*Work to be completed*:
Check each line of the data for "this" and select those that have it.

*Dataset extract*:
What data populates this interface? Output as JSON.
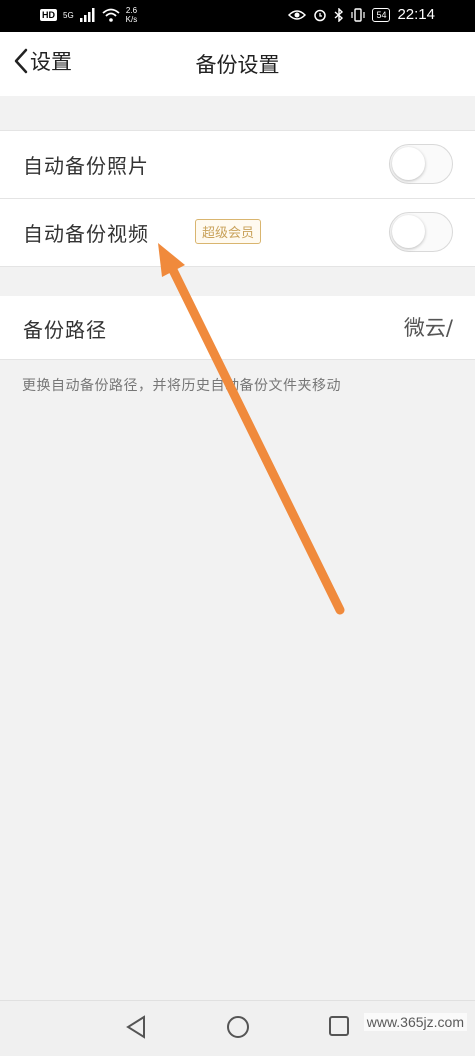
{
  "status_bar": {
    "hd": "HD",
    "network": "5G",
    "speed": "2.6",
    "speed_unit": "K/s",
    "battery": "54",
    "time": "22:14"
  },
  "header": {
    "back_label": "设置",
    "title": "备份设置"
  },
  "settings": {
    "auto_backup_photos": {
      "label": "自动备份照片",
      "enabled": false
    },
    "auto_backup_videos": {
      "label": "自动备份视频",
      "badge": "超级会员",
      "enabled": false
    },
    "backup_path": {
      "label": "备份路径",
      "value": "微云/"
    },
    "hint": "更换自动备份路径，并将历史自动备份文件夹移动"
  },
  "annotation": {
    "color": "#f08a3c"
  },
  "watermark": "www.365jz.com",
  "colors": {
    "background": "#f2f2f2",
    "badge": "#c9a25b",
    "arrow": "#f08a3c"
  }
}
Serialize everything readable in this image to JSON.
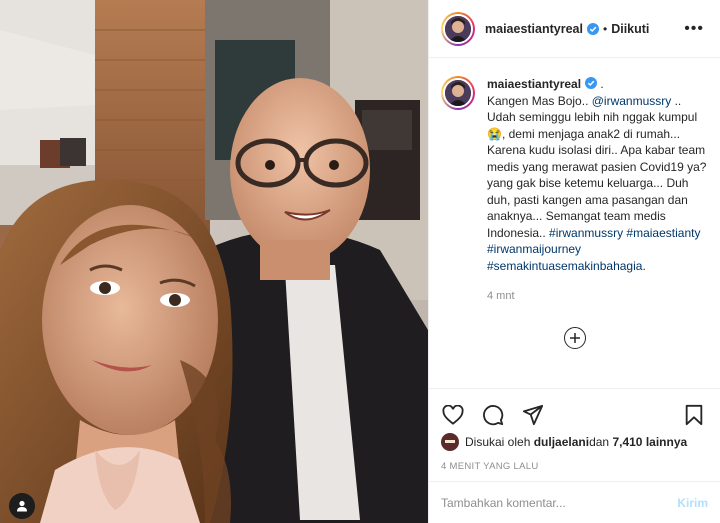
{
  "colors": {
    "text": "#262626",
    "link": "#00376b",
    "muted": "#8e8e8e",
    "verified": "#3897f0",
    "send_disabled": "#b2dffc",
    "divider": "#efefef"
  },
  "photo": {
    "description_icon": "user-tag-icon"
  },
  "header": {
    "username": "maiaestiantyreal",
    "separator": "•",
    "follow_state": "Diikuti",
    "more_icon": "more-horizontal-icon"
  },
  "caption": {
    "username": "maiaestiantyreal",
    "trailing": " .",
    "line1": "Kangen Mas Bojo.. ",
    "mention": "@irwanmussry",
    "line2": " .. Udah seminggu lebih nih nggak kumpul ",
    "emoji": "😭",
    "line3": ", demi menjaga anak2 di rumah... Karena kudu isolasi diri.. Apa kabar team medis yang merawat pasien Covid19 ya? yang gak bise ketemu keluarga... Duh duh, pasti kangen ama pasangan dan anaknya... Semangat team medis Indonesia.. ",
    "tag1": "#irwanmussry",
    "tag2": "#maiaestianty",
    "tag3": "#irwanmaijourney",
    "tag4": "#semakintuasemakinbahagia",
    "tag_end": ".",
    "time": "4 mnt"
  },
  "actions": {
    "like_icon": "heart-icon",
    "comment_icon": "comment-icon",
    "share_icon": "send-icon",
    "save_icon": "bookmark-icon"
  },
  "likes": {
    "prefix": "Disukai oleh ",
    "first_user": "duljaelani",
    "middle": " dan ",
    "count": "7,410 lainnya"
  },
  "posted_ago": "4 MENIT YANG LALU",
  "comment_box": {
    "placeholder": "Tambahkan komentar...",
    "send_label": "Kirim"
  }
}
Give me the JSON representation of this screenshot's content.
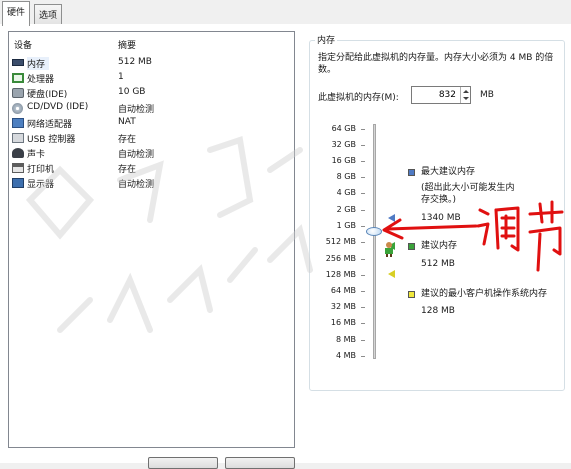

*Expected answer*:
What data populates this interface? Output as JSON.
Serialize everything readable in this image to JSON.
Give me the JSON representation of this screenshot's content.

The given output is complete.